▸ Task details
Determine how many lines include the word "Конвективн", then give that number and nothing more.

▸ Items
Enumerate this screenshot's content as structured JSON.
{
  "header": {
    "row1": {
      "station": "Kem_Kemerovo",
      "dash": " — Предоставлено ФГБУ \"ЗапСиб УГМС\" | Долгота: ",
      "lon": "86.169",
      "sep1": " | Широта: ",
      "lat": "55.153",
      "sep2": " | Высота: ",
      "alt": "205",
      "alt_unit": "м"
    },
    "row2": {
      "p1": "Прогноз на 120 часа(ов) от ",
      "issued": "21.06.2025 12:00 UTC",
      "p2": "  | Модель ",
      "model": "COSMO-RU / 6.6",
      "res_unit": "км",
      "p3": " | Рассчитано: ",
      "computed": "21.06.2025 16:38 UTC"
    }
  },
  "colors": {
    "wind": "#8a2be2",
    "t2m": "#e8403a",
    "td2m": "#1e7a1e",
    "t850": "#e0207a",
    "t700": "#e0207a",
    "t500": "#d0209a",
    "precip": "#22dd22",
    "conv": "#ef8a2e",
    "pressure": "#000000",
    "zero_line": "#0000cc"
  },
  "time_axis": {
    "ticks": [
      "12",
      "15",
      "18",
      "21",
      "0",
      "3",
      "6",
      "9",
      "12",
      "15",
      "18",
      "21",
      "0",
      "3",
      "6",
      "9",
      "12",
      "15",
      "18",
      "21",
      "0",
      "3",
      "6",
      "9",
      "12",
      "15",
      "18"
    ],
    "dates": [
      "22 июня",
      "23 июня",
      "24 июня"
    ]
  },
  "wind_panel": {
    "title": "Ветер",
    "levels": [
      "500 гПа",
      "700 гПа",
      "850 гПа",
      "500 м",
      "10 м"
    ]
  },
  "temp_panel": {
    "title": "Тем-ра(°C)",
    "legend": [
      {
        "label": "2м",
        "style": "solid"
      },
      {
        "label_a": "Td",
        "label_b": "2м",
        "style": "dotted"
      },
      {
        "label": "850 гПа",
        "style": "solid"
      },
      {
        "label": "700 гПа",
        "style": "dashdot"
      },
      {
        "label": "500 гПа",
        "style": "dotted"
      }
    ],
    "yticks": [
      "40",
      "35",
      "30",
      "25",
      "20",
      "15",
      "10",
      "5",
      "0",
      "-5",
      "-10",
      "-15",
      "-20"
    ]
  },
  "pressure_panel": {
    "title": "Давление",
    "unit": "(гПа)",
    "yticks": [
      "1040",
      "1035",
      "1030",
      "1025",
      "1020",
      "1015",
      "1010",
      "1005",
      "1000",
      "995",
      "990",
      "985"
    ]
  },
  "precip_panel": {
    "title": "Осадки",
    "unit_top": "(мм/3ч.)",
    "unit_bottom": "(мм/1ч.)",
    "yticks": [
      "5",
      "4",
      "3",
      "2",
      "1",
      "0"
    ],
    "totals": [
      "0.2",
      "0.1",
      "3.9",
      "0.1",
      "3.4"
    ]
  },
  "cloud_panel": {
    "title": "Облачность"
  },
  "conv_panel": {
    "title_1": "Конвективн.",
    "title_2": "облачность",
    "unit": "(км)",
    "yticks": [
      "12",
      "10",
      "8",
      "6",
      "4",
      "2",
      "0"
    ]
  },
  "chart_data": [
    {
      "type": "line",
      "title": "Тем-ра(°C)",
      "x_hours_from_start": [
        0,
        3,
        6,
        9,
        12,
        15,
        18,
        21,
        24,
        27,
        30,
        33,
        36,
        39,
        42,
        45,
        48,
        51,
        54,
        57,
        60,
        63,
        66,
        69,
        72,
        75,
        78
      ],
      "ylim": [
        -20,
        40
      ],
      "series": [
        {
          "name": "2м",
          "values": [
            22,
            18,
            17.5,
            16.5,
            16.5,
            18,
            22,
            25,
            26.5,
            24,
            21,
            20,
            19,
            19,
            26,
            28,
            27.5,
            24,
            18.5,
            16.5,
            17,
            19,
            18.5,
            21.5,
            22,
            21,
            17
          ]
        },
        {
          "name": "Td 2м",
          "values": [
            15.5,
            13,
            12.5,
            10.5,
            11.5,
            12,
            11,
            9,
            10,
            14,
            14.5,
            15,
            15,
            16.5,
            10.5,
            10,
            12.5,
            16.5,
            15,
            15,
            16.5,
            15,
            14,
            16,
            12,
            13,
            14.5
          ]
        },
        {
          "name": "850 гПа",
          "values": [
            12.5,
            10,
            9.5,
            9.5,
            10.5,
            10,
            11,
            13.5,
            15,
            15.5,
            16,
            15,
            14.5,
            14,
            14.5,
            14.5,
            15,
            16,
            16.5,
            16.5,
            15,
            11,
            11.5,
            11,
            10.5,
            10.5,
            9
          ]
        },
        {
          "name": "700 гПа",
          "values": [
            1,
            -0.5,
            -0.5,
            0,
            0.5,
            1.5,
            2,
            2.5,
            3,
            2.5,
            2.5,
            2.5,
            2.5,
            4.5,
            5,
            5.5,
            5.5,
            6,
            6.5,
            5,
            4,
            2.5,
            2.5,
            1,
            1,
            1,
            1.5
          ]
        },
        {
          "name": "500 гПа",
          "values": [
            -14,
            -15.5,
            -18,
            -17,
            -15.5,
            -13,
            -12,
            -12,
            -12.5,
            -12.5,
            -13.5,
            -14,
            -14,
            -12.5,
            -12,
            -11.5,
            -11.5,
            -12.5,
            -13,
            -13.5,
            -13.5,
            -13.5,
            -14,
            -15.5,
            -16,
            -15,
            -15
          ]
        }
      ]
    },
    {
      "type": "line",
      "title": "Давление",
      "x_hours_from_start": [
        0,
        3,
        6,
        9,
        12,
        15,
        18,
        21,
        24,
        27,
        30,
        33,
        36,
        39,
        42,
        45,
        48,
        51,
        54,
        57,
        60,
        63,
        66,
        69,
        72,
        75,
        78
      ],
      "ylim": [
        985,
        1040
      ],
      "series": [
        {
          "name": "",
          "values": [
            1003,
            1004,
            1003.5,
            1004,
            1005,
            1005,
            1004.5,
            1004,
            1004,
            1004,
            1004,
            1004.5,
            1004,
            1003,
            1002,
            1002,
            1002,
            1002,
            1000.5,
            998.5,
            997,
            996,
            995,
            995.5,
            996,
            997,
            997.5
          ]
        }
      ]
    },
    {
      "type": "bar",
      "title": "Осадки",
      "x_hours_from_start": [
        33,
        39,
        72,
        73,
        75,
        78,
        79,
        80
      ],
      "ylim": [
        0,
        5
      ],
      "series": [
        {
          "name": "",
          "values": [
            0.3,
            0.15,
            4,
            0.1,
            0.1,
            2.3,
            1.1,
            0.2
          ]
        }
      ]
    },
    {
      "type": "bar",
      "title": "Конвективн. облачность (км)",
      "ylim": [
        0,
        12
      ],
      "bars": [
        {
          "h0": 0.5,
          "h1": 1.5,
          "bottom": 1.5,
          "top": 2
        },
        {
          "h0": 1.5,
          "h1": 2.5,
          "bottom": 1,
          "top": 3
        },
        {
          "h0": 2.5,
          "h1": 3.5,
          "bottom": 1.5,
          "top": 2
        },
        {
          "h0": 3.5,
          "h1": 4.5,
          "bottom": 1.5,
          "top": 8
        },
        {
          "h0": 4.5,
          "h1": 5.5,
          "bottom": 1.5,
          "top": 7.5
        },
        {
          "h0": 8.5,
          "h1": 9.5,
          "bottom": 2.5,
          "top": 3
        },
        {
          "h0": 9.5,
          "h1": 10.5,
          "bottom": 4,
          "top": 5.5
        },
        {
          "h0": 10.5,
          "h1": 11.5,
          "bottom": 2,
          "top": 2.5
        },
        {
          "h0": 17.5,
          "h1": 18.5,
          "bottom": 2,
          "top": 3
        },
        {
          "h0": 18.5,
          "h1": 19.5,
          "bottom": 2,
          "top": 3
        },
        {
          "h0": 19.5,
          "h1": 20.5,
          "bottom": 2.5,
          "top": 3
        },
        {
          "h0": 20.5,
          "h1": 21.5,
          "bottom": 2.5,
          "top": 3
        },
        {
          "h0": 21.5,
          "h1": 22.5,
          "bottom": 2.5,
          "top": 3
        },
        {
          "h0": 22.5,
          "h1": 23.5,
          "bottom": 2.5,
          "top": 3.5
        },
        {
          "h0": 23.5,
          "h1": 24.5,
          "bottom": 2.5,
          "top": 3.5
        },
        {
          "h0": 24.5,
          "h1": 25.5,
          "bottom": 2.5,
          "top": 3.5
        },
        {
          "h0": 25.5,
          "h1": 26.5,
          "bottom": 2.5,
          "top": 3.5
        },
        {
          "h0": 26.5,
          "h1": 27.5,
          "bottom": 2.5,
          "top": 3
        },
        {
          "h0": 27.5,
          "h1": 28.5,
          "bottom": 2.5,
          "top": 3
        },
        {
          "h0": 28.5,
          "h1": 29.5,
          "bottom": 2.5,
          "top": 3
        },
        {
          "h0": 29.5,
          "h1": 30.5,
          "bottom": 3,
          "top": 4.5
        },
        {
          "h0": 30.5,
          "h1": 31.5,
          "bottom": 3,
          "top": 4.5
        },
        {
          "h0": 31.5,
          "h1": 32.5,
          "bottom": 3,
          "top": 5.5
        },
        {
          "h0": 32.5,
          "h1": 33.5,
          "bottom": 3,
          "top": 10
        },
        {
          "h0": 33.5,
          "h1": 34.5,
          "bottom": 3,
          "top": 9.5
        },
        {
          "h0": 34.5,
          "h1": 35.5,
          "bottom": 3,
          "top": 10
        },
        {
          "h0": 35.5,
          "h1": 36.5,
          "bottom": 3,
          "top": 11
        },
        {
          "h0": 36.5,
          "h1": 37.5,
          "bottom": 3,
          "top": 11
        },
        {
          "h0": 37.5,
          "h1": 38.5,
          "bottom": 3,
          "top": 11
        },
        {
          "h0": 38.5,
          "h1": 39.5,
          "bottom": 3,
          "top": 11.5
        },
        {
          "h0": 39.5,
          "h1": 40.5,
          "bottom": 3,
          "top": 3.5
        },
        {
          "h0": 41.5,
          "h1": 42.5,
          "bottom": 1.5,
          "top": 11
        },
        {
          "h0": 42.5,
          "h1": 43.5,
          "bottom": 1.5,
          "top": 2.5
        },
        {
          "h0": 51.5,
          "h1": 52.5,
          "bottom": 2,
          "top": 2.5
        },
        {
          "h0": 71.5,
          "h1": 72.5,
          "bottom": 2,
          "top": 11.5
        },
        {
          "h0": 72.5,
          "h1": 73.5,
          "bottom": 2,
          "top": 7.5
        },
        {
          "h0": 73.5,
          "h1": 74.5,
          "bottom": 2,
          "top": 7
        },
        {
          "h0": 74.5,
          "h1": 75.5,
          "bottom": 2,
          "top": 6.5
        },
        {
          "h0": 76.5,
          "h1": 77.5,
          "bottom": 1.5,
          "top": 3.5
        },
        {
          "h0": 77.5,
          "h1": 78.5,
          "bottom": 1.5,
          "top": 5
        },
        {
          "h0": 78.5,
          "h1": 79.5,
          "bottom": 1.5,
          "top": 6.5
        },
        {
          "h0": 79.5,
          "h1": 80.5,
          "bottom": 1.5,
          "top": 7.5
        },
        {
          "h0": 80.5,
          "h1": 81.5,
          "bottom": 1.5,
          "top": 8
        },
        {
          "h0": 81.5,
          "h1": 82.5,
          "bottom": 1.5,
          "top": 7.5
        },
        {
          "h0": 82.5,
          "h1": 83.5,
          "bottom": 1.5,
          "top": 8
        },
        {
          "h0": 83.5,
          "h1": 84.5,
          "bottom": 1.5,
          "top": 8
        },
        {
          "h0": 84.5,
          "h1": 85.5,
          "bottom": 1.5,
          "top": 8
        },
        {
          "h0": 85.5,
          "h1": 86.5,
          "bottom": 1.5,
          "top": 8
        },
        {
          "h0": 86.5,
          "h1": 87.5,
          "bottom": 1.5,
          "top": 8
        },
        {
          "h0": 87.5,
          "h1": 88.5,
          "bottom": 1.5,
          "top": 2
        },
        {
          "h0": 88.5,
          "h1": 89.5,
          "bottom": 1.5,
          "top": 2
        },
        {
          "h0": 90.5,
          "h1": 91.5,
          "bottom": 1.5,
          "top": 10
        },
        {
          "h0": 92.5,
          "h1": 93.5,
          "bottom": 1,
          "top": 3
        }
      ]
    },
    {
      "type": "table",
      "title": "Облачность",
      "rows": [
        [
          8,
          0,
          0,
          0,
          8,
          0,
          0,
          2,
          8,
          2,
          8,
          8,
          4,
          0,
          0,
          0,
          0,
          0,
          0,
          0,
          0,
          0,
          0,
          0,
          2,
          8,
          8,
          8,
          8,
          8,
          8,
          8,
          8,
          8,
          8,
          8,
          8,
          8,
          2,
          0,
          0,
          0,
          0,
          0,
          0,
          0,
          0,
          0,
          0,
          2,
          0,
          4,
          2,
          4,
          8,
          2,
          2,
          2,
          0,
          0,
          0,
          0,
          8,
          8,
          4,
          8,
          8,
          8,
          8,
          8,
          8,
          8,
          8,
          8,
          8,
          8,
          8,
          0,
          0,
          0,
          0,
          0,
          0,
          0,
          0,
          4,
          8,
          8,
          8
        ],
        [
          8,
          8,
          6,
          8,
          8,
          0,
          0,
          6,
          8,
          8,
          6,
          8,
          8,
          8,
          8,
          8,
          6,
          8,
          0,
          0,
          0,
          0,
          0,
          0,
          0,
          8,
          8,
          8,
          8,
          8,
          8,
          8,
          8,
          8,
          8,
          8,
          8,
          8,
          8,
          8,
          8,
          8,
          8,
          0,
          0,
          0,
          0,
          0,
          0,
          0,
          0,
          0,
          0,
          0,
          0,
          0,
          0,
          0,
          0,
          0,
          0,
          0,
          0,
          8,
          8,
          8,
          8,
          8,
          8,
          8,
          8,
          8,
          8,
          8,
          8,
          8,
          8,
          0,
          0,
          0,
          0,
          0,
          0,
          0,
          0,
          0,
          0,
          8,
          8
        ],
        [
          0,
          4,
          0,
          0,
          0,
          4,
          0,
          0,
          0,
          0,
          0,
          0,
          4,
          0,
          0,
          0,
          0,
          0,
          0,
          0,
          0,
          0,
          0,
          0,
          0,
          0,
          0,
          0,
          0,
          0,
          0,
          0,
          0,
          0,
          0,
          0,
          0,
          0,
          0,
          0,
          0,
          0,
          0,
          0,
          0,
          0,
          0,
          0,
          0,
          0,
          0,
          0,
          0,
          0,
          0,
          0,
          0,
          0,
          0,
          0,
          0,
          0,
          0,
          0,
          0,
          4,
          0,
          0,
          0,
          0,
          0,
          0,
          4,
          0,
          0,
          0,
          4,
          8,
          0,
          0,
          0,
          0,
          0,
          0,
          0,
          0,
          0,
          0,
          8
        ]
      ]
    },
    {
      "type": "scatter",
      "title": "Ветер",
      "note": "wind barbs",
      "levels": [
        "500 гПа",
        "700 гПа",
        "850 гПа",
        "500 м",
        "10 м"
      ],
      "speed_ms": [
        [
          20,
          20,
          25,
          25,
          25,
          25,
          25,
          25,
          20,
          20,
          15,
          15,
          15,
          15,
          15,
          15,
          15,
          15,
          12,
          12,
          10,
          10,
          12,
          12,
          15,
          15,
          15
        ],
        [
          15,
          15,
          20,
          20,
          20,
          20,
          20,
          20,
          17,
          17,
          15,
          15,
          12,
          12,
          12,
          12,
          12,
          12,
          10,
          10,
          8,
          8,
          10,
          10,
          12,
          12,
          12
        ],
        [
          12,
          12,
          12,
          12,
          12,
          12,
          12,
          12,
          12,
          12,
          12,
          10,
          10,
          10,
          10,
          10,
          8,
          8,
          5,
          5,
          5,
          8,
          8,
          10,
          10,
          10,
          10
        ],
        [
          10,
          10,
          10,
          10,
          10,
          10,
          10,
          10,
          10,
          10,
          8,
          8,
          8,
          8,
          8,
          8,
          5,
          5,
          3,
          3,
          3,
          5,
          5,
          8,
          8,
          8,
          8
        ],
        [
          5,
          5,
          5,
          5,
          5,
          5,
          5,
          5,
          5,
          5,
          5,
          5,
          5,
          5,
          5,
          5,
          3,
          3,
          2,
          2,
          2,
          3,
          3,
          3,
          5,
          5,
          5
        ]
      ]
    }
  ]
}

▸ Expected answer
2